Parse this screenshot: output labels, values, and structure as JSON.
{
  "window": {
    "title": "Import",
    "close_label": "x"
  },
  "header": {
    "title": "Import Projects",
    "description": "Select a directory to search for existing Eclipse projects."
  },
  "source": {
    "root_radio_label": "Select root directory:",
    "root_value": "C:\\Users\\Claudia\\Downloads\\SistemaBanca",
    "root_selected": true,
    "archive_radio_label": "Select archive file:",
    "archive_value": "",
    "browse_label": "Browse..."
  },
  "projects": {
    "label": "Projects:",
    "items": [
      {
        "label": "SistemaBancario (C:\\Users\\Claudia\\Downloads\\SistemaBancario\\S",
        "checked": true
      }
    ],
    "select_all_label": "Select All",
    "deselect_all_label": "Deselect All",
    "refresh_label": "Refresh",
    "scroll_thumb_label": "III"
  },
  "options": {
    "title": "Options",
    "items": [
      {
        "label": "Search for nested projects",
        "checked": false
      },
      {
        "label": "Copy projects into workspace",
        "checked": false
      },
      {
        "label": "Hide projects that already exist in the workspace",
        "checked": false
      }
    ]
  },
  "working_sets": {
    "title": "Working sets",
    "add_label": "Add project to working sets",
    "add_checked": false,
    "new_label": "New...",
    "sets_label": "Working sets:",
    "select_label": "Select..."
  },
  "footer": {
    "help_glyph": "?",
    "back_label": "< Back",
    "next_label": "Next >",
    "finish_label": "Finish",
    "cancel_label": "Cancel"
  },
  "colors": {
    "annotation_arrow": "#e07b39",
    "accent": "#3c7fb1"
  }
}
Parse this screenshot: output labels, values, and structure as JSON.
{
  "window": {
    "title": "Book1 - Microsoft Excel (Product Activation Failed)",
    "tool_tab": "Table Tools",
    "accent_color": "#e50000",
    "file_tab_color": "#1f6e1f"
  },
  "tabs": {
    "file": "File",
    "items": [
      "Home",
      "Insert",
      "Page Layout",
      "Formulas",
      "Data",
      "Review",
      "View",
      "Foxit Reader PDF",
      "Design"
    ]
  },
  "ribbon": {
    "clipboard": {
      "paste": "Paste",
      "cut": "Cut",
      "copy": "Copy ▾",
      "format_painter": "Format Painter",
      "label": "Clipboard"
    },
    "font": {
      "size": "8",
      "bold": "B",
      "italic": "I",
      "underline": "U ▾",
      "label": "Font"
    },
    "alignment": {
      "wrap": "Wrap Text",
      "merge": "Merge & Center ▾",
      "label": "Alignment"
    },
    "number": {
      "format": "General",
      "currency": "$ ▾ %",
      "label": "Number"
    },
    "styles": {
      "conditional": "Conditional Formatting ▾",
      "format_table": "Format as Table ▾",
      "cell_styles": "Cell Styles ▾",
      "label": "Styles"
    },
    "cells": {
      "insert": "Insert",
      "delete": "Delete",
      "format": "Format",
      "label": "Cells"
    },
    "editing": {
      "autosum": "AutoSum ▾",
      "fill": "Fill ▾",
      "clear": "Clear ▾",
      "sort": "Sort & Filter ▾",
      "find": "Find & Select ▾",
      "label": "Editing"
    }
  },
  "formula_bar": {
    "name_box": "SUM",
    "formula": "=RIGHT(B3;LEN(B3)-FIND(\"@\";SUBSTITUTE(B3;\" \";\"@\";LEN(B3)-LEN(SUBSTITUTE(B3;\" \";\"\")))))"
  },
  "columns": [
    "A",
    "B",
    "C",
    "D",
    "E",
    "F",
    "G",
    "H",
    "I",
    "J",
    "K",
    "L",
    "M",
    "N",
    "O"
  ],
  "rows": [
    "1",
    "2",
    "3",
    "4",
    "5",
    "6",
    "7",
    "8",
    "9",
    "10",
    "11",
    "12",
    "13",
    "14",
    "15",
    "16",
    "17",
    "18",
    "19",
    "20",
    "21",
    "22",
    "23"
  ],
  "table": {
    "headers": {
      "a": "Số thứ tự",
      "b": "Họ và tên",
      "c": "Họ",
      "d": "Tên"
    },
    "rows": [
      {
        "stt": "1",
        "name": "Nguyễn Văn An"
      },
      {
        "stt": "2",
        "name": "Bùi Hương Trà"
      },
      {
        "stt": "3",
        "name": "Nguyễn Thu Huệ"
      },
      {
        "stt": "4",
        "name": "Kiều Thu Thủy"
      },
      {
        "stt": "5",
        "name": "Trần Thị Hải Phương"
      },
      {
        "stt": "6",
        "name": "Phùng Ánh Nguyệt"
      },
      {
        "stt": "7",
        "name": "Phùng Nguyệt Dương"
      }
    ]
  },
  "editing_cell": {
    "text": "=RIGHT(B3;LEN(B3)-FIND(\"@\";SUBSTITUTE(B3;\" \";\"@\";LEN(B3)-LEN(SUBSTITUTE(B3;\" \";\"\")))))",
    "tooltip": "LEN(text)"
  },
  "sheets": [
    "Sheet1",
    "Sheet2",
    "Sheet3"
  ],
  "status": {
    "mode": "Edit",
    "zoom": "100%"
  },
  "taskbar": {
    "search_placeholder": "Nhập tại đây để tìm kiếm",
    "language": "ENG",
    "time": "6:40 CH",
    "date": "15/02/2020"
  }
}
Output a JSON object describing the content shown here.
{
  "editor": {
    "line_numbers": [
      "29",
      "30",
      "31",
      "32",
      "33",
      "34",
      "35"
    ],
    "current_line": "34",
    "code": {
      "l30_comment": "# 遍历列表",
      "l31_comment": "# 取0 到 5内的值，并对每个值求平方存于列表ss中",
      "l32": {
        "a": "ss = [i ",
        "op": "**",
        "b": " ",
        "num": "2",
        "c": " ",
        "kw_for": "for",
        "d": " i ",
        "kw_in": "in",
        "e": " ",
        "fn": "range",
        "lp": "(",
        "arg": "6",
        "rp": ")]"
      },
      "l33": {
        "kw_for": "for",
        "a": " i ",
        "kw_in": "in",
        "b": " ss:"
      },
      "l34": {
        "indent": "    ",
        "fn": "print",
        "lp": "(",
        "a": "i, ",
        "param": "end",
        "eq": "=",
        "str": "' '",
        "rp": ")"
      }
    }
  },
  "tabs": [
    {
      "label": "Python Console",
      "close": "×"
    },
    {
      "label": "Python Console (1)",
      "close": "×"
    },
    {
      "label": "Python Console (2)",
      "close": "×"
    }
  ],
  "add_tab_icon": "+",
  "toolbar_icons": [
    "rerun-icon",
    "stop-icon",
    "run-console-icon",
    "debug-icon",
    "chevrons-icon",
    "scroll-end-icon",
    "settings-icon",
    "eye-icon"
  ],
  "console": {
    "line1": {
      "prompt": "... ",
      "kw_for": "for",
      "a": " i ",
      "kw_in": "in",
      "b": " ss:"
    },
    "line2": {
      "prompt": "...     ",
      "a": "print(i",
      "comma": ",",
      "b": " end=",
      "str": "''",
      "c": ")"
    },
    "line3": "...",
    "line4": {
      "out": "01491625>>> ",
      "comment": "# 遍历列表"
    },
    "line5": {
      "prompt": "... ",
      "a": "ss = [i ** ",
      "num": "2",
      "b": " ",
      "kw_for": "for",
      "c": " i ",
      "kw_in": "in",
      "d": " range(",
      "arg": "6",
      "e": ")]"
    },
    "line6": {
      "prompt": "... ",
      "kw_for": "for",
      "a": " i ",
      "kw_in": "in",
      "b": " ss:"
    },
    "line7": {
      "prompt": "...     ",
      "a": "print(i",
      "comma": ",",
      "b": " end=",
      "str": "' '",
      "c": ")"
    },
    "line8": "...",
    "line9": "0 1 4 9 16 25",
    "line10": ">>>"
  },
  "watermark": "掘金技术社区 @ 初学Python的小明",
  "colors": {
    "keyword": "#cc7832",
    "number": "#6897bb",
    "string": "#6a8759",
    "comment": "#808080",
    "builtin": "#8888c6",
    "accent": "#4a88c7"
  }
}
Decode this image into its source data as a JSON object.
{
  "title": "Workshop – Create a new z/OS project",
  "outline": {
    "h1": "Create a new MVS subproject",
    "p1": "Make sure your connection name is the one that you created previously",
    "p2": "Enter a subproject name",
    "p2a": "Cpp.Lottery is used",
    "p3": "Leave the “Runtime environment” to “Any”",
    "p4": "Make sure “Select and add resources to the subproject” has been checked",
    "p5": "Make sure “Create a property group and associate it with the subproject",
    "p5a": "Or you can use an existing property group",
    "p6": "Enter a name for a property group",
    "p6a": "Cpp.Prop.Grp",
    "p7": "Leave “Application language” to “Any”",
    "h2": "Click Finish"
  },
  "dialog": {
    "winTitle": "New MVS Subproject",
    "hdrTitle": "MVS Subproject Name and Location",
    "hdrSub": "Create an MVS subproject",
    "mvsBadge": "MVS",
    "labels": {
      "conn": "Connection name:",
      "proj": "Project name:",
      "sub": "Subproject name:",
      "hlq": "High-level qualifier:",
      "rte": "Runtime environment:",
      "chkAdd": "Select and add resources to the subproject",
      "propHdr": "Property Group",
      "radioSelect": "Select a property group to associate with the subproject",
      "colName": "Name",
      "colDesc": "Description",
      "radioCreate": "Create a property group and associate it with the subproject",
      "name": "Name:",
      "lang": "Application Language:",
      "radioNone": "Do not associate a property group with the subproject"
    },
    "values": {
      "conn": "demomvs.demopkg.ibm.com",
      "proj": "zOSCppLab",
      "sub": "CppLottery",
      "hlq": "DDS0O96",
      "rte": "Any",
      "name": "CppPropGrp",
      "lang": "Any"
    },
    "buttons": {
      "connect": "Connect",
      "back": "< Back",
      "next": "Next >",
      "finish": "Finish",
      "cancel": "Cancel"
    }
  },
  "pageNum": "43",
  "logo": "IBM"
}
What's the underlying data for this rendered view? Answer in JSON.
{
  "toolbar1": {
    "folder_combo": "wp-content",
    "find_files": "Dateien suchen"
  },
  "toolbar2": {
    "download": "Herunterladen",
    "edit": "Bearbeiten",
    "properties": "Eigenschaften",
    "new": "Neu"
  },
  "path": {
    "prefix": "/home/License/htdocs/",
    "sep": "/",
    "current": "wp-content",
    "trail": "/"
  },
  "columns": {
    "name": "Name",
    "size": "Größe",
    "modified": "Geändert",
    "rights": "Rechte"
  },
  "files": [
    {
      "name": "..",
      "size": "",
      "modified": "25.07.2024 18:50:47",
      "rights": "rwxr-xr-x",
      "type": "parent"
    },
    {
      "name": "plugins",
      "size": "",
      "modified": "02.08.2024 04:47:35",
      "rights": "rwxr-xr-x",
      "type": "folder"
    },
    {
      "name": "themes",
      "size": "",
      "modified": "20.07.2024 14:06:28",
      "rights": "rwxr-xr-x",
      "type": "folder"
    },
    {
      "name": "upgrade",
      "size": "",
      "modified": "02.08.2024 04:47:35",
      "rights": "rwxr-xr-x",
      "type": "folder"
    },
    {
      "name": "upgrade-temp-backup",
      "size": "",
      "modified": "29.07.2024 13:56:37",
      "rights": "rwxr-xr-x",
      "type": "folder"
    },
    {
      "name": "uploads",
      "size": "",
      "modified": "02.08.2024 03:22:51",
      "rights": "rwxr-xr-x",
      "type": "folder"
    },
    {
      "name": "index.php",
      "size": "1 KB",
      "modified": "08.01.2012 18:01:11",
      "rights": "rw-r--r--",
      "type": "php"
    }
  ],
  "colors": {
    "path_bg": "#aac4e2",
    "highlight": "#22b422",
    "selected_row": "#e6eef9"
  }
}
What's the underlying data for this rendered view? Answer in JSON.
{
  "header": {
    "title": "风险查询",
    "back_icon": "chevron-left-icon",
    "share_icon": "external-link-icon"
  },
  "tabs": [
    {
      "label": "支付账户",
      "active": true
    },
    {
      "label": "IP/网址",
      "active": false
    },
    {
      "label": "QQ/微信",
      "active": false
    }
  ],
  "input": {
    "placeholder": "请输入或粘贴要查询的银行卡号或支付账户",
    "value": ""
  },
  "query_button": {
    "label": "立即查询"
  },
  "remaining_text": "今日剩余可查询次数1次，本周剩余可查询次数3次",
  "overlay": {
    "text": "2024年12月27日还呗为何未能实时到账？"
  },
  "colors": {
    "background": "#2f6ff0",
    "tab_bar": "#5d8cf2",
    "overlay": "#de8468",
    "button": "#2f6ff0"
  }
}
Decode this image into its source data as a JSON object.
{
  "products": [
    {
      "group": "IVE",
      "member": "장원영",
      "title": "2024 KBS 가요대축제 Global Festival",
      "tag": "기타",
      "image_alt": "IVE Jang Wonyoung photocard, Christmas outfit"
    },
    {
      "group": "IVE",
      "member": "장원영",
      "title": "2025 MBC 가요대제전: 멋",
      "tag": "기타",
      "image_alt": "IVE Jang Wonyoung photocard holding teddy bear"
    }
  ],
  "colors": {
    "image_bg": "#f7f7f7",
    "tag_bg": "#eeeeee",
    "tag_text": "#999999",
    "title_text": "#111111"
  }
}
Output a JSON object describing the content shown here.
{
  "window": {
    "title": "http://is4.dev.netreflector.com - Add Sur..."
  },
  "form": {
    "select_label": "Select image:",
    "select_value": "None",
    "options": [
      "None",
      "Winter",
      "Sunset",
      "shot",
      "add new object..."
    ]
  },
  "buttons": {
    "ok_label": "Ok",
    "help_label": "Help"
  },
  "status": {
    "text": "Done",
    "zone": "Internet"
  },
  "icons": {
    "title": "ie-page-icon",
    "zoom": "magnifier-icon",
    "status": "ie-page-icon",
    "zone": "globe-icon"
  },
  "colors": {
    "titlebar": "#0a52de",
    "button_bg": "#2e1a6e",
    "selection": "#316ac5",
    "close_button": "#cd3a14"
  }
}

What is being asked:
Copy all lines above containing the string "Users".

Expected answer:
    "root_value": "C:\\Users\\Claudia\\Downloads\\SistemaBanca",
        "label": "SistemaBancario (C:\\Users\\Claudia\\Downloads\\SistemaBancario\\S",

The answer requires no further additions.